Problems and tasks:
1 > In the PingCentral 2.2 release notes, rewrite everything from "Improved PASS-7019" down to "avoid unnecessary concerns.", swapping "third-party libraries" for "external libraries".
2 > In the PingCentral 2.2 release notes, which version of Spring Security was upgraded?
3 > Carry the PingCentral 2.2 release notes further, picking up after their final entry.

-- Extracted text follows --

PingCentral 2.2 (December 2024)

Improved PASS-7028

Previously, trusted OGNL expressions could only be assigned to applications one at a time. Now, a Select All checkbox is available to select all applications and assign the selected trusted OGNL expression to them.

Improved PASS-7029

Previously, PingCentral did not allow the signing and encryption certificate the same, which is allowed in PingFederate. When application owners tried to promote and upload the same certificate and use it for both the signing and encryption certificate, users received validation errors. Now, the same certificates can be used in PingCentral.

Improved PASS-7019

Spring Security has been upgraded from version 5.7.11 to prevent future false-positive scan alerts. Learn more about this upgrade in CVE-2024-22257: Possible Broken Access Control in Spring Security With Direct Use of AuthenticatedVoter in the Spring documentation.

Fixed PASS-7020

A number of third-party libraries have been updated to address Common Vulnerabilities and Exposures (CVEs) reported in these libraries. These CVEs were not exploitable, but they were updated to avoid unnecessary concerns.

-- Extracted text concluded --
-- Exercise data follows --

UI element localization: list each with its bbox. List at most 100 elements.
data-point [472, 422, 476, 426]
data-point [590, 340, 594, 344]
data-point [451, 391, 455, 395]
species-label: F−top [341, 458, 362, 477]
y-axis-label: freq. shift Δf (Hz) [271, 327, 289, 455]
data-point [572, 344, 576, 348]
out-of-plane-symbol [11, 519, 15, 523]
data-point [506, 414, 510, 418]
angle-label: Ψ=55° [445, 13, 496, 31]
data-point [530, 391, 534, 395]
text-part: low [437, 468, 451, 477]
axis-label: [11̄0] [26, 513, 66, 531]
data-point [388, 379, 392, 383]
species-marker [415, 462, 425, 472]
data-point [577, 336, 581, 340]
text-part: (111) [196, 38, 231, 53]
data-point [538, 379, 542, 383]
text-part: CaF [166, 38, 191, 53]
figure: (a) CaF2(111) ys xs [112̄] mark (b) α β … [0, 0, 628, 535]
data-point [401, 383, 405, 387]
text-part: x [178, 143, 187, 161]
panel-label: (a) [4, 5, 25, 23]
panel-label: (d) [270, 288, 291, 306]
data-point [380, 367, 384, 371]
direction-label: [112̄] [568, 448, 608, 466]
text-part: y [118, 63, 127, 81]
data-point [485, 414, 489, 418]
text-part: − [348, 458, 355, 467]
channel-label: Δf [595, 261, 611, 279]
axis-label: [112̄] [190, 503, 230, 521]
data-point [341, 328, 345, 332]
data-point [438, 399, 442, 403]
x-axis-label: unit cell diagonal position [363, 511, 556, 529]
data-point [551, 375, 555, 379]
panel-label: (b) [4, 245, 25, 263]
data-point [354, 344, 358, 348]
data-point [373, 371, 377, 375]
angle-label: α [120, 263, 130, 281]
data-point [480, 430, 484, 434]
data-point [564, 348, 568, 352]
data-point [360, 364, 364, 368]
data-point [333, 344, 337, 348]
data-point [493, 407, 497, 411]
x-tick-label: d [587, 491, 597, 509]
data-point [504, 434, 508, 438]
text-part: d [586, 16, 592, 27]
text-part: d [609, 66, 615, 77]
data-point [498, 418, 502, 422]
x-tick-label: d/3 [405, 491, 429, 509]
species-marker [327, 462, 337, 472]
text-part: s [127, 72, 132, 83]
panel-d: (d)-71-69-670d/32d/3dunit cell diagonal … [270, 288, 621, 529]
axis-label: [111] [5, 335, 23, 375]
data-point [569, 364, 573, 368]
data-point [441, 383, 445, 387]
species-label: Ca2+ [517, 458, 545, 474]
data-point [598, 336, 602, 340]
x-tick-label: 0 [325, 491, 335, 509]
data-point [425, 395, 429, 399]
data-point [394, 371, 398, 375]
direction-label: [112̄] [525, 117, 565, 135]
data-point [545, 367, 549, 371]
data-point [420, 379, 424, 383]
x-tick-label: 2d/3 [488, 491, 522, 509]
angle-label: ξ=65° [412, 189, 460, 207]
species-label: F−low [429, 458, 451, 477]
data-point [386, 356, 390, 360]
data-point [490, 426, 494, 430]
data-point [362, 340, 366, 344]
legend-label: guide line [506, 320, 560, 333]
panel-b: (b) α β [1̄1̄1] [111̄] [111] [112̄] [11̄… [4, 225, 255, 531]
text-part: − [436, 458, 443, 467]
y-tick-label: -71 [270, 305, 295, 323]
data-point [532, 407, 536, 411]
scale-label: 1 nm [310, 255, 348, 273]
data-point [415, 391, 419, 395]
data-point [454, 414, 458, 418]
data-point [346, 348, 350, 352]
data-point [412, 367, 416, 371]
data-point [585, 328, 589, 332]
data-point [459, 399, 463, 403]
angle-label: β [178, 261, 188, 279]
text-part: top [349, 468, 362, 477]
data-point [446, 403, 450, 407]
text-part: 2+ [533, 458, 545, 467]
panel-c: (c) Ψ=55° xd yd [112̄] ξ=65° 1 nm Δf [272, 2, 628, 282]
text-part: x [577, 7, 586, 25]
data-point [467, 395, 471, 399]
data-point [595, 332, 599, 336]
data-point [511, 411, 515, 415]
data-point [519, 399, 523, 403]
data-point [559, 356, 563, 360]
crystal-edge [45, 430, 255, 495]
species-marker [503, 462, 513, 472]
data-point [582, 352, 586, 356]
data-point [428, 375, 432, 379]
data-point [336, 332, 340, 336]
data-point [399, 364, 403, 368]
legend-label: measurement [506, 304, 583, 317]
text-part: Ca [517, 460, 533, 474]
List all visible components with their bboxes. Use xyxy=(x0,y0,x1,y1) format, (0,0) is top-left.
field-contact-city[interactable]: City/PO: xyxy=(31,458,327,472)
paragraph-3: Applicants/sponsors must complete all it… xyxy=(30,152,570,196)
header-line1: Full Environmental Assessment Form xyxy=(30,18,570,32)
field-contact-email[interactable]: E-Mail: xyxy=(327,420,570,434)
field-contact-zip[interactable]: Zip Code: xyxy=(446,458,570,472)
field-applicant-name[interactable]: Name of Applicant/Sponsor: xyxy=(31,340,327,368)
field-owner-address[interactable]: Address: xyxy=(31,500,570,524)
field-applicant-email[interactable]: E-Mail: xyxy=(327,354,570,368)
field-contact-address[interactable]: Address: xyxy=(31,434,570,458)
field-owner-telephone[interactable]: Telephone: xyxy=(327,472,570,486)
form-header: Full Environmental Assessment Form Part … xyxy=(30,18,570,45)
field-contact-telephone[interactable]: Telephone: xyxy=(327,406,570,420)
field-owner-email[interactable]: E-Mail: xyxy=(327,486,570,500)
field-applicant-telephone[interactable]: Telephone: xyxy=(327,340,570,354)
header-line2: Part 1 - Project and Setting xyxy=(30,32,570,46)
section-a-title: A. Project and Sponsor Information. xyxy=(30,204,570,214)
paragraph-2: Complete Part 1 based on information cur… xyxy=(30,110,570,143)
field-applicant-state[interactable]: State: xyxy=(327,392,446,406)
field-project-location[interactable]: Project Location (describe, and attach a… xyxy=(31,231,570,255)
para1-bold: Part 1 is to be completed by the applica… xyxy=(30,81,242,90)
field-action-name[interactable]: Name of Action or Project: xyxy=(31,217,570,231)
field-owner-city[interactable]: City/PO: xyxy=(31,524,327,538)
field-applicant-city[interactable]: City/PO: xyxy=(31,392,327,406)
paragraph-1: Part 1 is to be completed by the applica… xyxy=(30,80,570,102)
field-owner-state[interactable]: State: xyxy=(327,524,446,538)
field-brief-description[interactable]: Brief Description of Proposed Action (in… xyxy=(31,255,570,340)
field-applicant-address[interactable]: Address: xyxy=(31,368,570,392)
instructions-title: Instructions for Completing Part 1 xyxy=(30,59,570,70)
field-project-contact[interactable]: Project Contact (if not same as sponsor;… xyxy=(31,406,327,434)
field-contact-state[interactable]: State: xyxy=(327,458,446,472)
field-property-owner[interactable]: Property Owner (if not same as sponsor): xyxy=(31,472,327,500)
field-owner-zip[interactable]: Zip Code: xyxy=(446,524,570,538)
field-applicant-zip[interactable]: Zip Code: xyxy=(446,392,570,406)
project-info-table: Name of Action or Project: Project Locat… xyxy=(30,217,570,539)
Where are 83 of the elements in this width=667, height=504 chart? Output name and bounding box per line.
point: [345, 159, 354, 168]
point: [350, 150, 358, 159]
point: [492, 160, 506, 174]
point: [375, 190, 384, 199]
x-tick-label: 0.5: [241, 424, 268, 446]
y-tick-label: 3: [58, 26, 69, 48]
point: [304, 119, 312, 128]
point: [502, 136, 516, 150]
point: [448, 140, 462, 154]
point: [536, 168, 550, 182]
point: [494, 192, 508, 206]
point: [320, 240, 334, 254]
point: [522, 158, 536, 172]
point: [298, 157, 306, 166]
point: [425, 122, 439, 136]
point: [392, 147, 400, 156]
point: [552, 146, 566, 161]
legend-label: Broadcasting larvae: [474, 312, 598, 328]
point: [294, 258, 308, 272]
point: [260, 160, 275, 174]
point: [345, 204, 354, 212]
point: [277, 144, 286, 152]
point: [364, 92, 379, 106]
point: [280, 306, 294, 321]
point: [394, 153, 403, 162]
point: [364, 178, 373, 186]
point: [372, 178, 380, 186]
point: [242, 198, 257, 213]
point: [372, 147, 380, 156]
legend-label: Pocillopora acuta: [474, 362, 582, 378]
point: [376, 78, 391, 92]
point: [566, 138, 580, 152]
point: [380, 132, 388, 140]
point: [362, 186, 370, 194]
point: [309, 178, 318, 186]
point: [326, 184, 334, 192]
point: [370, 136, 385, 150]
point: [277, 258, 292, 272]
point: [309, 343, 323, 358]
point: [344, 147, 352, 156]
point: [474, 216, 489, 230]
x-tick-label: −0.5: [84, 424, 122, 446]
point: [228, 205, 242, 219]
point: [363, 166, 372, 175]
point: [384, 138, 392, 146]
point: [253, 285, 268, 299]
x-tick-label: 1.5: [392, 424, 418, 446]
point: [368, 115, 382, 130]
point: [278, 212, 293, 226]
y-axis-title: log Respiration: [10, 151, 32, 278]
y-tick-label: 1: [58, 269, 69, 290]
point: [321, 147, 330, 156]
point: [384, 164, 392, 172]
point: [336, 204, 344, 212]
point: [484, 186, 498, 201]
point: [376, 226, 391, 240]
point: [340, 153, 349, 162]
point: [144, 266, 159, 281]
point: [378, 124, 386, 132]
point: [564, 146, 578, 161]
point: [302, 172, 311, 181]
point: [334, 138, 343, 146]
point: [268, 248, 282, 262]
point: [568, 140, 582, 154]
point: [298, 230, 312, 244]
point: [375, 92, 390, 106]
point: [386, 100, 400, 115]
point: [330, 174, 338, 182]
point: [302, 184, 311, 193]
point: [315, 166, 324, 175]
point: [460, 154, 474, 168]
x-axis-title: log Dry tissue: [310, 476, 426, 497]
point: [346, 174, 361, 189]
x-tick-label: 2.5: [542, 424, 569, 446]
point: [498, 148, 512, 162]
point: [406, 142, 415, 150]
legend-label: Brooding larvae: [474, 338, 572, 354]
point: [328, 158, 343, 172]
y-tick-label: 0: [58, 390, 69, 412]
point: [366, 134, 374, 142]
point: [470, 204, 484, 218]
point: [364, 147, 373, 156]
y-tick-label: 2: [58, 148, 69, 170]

-- Exercise data concluded --

Answer set:
1 >
Improved PASS-7019

Spring Security has been upgraded from version 5.7.11 to prevent future false-positive scan alerts. Learn more about this upgrade in CVE-2024-22257: Possible Broken Access Control in Spring Security With Direct Use of AuthenticatedVoter in the Spring documentation.

Fixed PASS-7020

A number of external libraries have been updated to address Common Vulnerabilities and Exposures (CVEs) reported in these libraries. These CVEs were not exploitable, but they were updated to avoid unnecessary concerns.

2 > Version 5.7.11.

3 >
Fixed PASS-7023

Previously, when upgrading from PingCentral 2.0.2 to 2.1.0, users received a warning message regarding their APIs. This issue has been resolved, and this message no longer displays when the upgrade is performed.

Fixed PASS-7026

Previously, when users tried to delete SAML applications, either through the PingCentral UI or API, and they selected the Delete from PingFederate in all environments option, the application was not deleted in PingFederate. This issue has been resolved and now works as expected.

Fixed PASS-7027

Previously, when syncing a PingCentral application with a server-side PingFederate application, data within the advancedEditPromotionJson field was being deleted. This issue has been resolved, and the data within that field is now preserved.